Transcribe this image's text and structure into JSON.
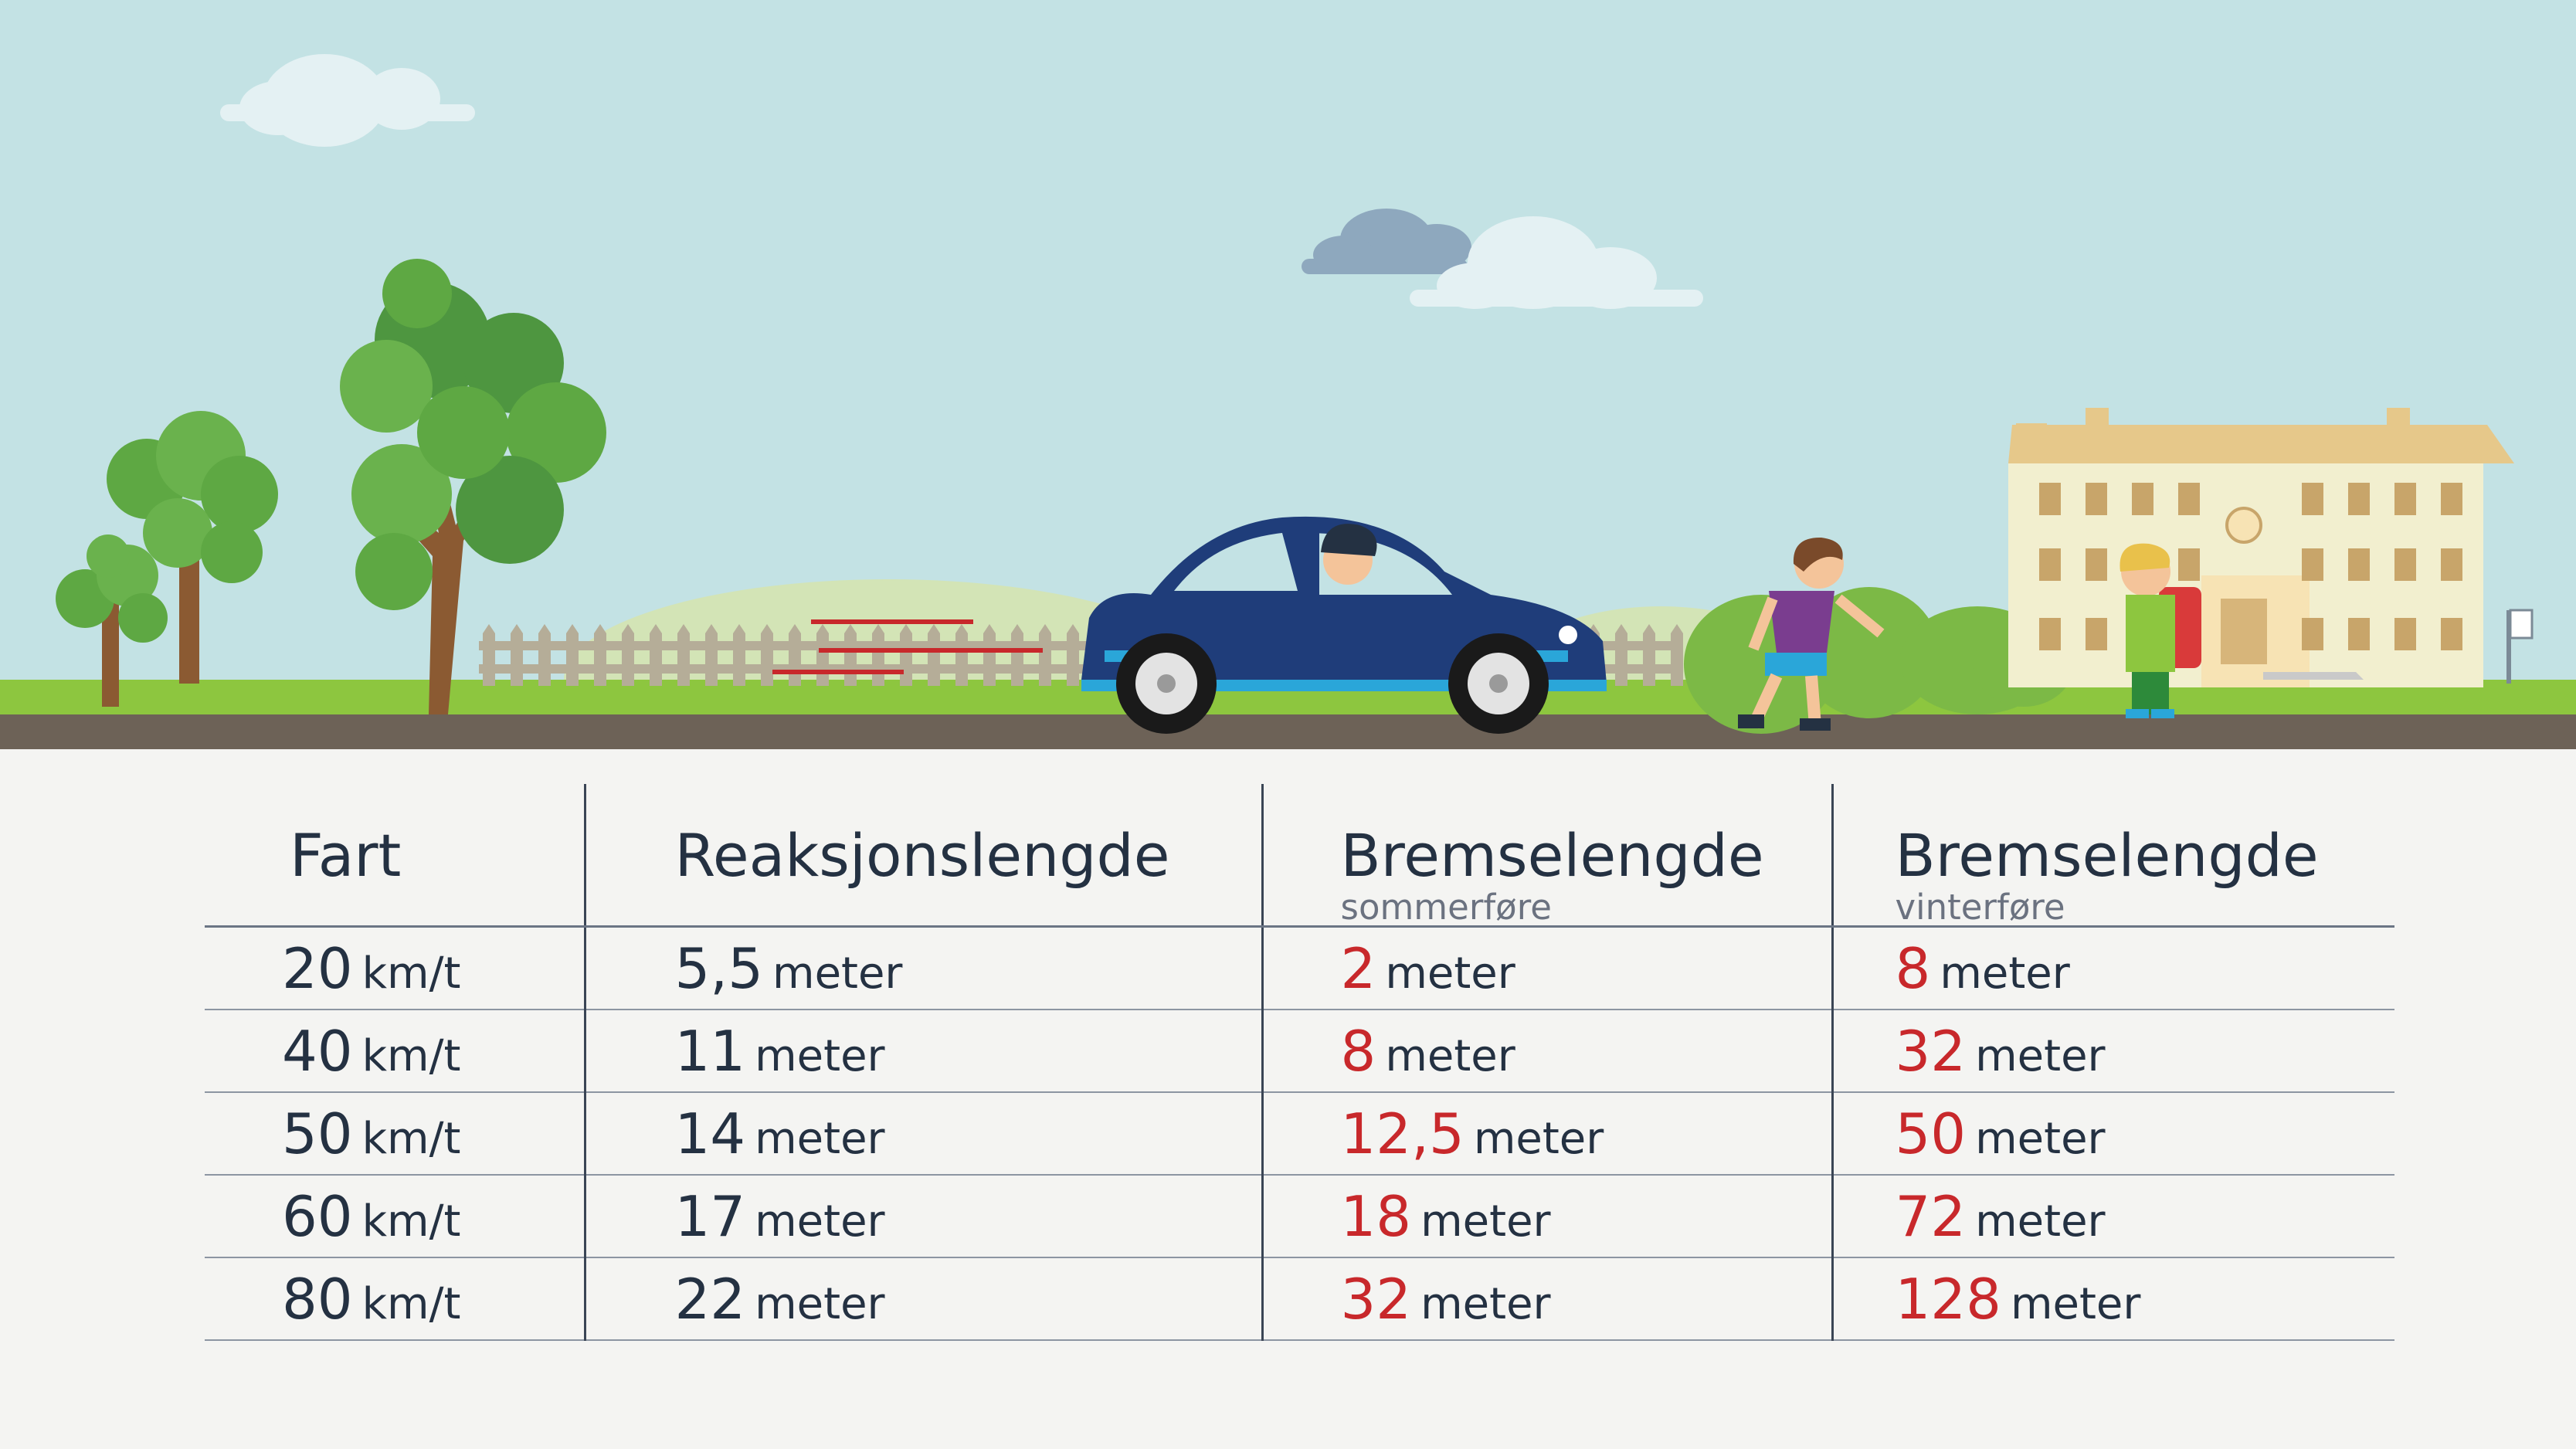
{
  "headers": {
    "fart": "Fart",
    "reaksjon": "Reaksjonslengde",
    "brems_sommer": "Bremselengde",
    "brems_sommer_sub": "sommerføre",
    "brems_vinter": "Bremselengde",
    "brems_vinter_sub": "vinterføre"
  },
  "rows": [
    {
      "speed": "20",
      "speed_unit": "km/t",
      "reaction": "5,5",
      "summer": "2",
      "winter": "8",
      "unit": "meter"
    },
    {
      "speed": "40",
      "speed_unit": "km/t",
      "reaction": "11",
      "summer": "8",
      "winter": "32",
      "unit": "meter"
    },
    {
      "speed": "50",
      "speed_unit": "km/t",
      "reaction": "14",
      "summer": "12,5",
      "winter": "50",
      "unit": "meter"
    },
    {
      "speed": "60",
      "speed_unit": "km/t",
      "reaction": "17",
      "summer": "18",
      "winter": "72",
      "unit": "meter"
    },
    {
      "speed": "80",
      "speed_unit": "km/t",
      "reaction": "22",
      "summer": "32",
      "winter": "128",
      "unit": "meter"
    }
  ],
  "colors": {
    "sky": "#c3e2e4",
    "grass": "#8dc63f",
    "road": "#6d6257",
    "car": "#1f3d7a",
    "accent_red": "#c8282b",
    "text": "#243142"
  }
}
***
→ **Required work**
Copy the records exactly. Skip the pictures.

→ **Solution**
Transcribe this image's text and structure into JSON.
{
  "headers": {
    "fart": "Fart",
    "reaksjon": "Reaksjonslengde",
    "brems_sommer": "Bremselengde",
    "brems_sommer_sub": "sommerføre",
    "brems_vinter": "Bremselengde",
    "brems_vinter_sub": "vinterføre"
  },
  "rows": [
    {
      "speed": "20",
      "speed_unit": "km/t",
      "reaction": "5,5",
      "summer": "2",
      "winter": "8",
      "unit": "meter"
    },
    {
      "speed": "40",
      "speed_unit": "km/t",
      "reaction": "11",
      "summer": "8",
      "winter": "32",
      "unit": "meter"
    },
    {
      "speed": "50",
      "speed_unit": "km/t",
      "reaction": "14",
      "summer": "12,5",
      "winter": "50",
      "unit": "meter"
    },
    {
      "speed": "60",
      "speed_unit": "km/t",
      "reaction": "17",
      "summer": "18",
      "winter": "72",
      "unit": "meter"
    },
    {
      "speed": "80",
      "speed_unit": "km/t",
      "reaction": "22",
      "summer": "32",
      "winter": "128",
      "unit": "meter"
    }
  ],
  "colors": {
    "sky": "#c3e2e4",
    "grass": "#8dc63f",
    "road": "#6d6257",
    "car": "#1f3d7a",
    "accent_red": "#c8282b",
    "text": "#243142"
  }
}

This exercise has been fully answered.